- **Goal**: Identify and pull out each line of the entries in which "this" occurs.

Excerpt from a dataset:
============================================================

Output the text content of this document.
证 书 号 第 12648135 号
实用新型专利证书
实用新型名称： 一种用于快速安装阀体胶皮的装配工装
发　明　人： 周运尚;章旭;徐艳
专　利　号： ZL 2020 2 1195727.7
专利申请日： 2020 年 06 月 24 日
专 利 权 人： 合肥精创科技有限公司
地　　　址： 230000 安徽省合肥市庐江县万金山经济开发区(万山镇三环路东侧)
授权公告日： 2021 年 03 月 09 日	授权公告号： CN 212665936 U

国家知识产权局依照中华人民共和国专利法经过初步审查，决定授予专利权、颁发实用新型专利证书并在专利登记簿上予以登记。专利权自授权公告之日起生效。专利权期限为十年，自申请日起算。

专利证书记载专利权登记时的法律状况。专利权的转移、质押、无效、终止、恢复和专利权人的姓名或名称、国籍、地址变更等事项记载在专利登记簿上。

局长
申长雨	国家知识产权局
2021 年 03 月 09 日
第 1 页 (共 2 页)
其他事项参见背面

============================================================

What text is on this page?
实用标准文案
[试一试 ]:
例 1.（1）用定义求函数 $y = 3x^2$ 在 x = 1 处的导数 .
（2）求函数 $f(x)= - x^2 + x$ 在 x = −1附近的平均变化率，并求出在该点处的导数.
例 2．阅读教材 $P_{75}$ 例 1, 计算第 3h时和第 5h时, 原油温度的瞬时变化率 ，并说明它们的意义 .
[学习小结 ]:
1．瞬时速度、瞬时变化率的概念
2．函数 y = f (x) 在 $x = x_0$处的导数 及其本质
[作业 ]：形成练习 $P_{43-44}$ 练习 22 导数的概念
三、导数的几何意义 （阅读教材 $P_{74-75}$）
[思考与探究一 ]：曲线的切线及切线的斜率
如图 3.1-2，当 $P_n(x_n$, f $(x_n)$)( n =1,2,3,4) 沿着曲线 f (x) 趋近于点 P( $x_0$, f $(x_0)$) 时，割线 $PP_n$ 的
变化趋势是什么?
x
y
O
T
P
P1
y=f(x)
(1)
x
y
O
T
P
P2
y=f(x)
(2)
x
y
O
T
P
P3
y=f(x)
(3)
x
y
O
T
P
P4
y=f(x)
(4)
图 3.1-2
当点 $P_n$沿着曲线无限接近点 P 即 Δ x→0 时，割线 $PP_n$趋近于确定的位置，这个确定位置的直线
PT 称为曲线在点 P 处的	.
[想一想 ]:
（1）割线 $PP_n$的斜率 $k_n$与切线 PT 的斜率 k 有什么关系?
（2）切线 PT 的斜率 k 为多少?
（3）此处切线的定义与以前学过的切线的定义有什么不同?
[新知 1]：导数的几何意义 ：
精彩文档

============================================================

- **Complete output**:
Output the text content of this document.
What text is on this page?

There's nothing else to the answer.